- PROBLEM TO SOLVE -
Pictures do not belong in the copy, so please give every entry below again exactly.

- INPUT DATA -
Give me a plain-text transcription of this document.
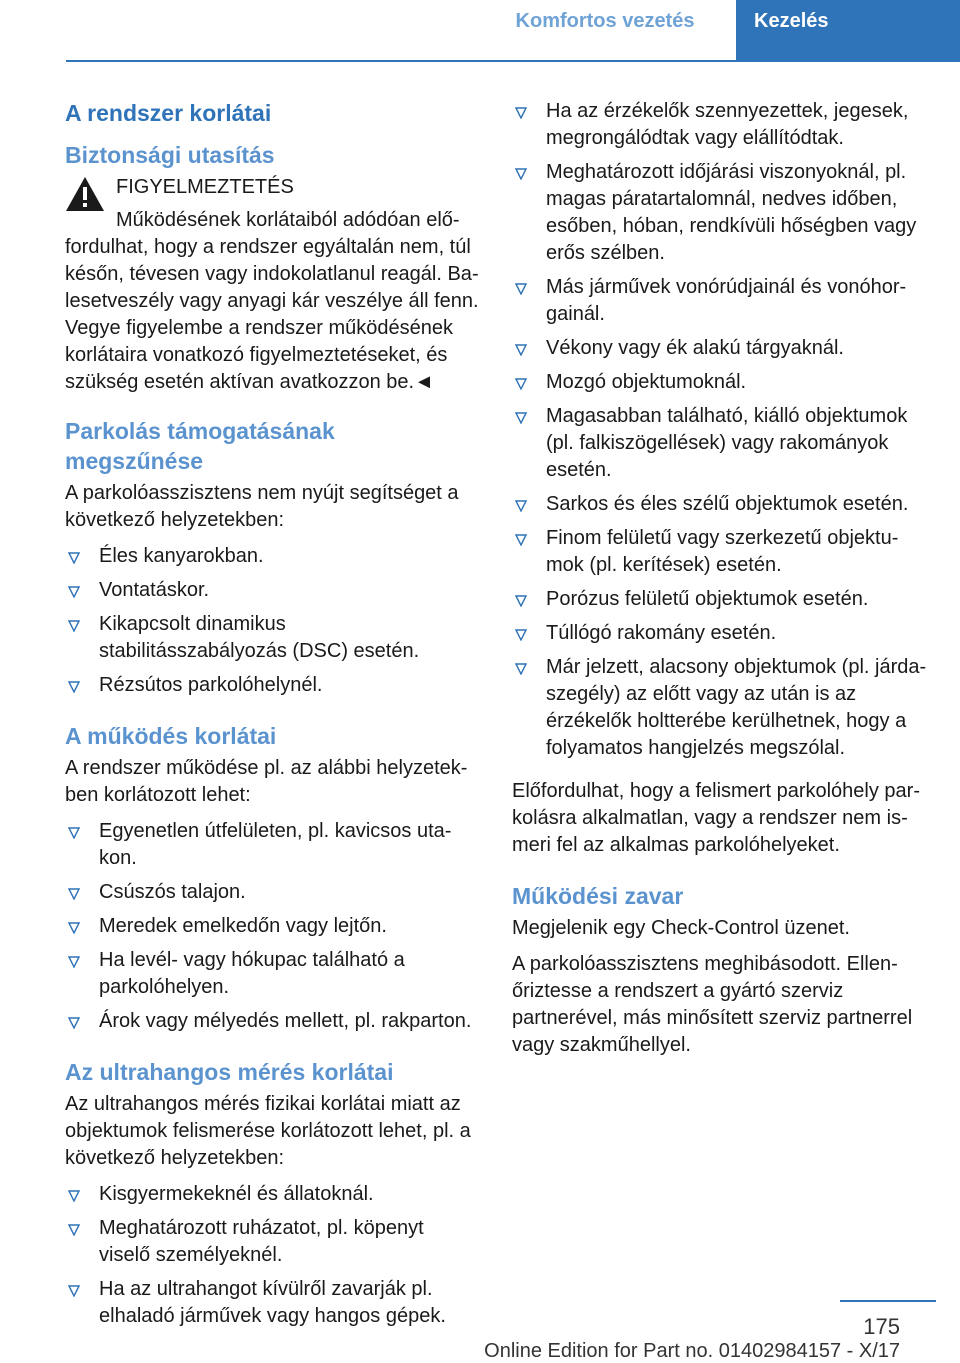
Komfortos vezetés	Kezelés
A rendszer korlátai
Biztonsági utasítás
FIGYELMEZTETÉS

Működésének korlátaiból adódóan előfordulhat, hogy a rendszer egyáltalán nem, túl későn, tévesen vagy indokolatlanul reagál. Balesetveszély vagy anyagi kár veszélye áll fenn. Vegye figyelembe a rendszer működésének korlátaira vonatkozó figyelmeztetéseket, és szükség esetén aktívan avatkozzon be.◄

Parkolás támogatásának megszűnése

A parkolóasszisztens nem nyújt segítséget a következő helyzetekben:

Éles kanyarokban.
Vontatáskor.
Kikapcsolt dinamikus stabilitásszabályozás (DSC) esetén.
Rézsútos parkolóhelynél.
A működés korlátai

A rendszer működése pl. az alábbi helyzetekben korlátozott lehet:

Egyenetlen útfelületen, pl. kavicsos utakon.
Csúszós talajon.
Meredek emelkedőn vagy lejtőn.
Ha levél- vagy hókupac található a parkolóhelyen.
Árok vagy mélyedés mellett, pl. rakparton.
Az ultrahangos mérés korlátai

Az ultrahangos mérés fizikai korlátai miatt az objektumok felismerése korlátozott lehet, pl. a következő helyzetekben:

Kisgyermekeknél és állatoknál.
Meghatározott ruházatot, pl. köpenyt viselő személyeknél.
Ha az ultrahangot kívülről zavarják pl. elhaladó járművek vagy hangos gépek.
Ha az érzékelők szennyezettek, jegesek, megrongálódtak vagy elállítódtak.
Meghatározott időjárási viszonyoknál, pl. magas páratartalomnál, nedves időben, esőben, hóban, rendkívüli hőségben vagy erős szélben.
Más járművek vonórúdjainál és vonóhorgainál.
Vékony vagy ék alakú tárgyaknál.
Mozgó objektumoknál.
Magasabban található, kiálló objektumok (pl. falkiszögellések) vagy rakományok esetén.
Sarkos és éles szélű objektumok esetén.
Finom felületű vagy szerkezetű objektumok (pl. kerítések) esetén.
Porózus felületű objektumok esetén.
Túllógó rakomány esetén.
Már jelzett, alacsony objektumok (pl. járdaszegély) az előtt vagy az után is az érzékelők holtterébe kerülhetnek, hogy a folyamatos hangjelzés megszólal.

Előfordulhat, hogy a felismert parkolóhely parkolásra alkalmatlan, vagy a rendszer nem ismeri fel az alkalmas parkolóhelyeket.

Működési zavar

Megjelenik egy Check-Control üzenet.

A parkolóasszisztens meghibásodott. Ellenőriztesse a rendszert a gyártó szerviz partnerével, más minősített szerviz partnerrel vagy szakműhellyel.

175
Online Edition for Part no. 01402984157 - X/17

- RESULT -
Give me a plain-text transcription of this document.
Komfortos vezetés	Kezelés
A rendszer korlátai
Biztonsági utasítás
FIGYELMEZTETÉS

Működésének korlátaiból adódóan előfordulhat, hogy a rendszer egyáltalán nem, túl későn, tévesen vagy indokolatlanul reagál. Balesetveszély vagy anyagi kár veszélye áll fenn. Vegye figyelembe a rendszer működésének korlátaira vonatkozó figyelmeztetéseket, és szükség esetén aktívan avatkozzon be.◄

Parkolás támogatásának megszűnése

A parkolóasszisztens nem nyújt segítséget a következő helyzetekben:

Éles kanyarokban.
Vontatáskor.
Kikapcsolt dinamikus stabilitásszabályozás (DSC) esetén.
Rézsútos parkolóhelynél.
A működés korlátai

A rendszer működése pl. az alábbi helyzetekben korlátozott lehet:

Egyenetlen útfelületen, pl. kavicsos utakon.
Csúszós talajon.
Meredek emelkedőn vagy lejtőn.
Ha levél- vagy hókupac található a parkolóhelyen.
Árok vagy mélyedés mellett, pl. rakparton.
Az ultrahangos mérés korlátai

Az ultrahangos mérés fizikai korlátai miatt az objektumok felismerése korlátozott lehet, pl. a következő helyzetekben:

Kisgyermekeknél és állatoknál.
Meghatározott ruházatot, pl. köpenyt viselő személyeknél.
Ha az ultrahangot kívülről zavarják pl. elhaladó járművek vagy hangos gépek.
Ha az érzékelők szennyezettek, jegesek, megrongálódtak vagy elállítódtak.
Meghatározott időjárási viszonyoknál, pl. magas páratartalomnál, nedves időben, esőben, hóban, rendkívüli hőségben vagy erős szélben.
Más járművek vonórúdjainál és vonóhorgainál.
Vékony vagy ék alakú tárgyaknál.
Mozgó objektumoknál.
Magasabban található, kiálló objektumok (pl. falkiszögellések) vagy rakományok esetén.
Sarkos és éles szélű objektumok esetén.
Finom felületű vagy szerkezetű objektumok (pl. kerítések) esetén.
Porózus felületű objektumok esetén.
Túllógó rakomány esetén.
Már jelzett, alacsony objektumok (pl. járdaszegély) az előtt vagy az után is az érzékelők holtterébe kerülhetnek, hogy a folyamatos hangjelzés megszólal.

Előfordulhat, hogy a felismert parkolóhely parkolásra alkalmatlan, vagy a rendszer nem ismeri fel az alkalmas parkolóhelyeket.

Működési zavar

Megjelenik egy Check-Control üzenet.

A parkolóasszisztens meghibásodott. Ellenőriztesse a rendszert a gyártó szerviz partnerével, más minősített szerviz partnerrel vagy szakműhellyel.

175
Online Edition for Part no. 01402984157 - X/17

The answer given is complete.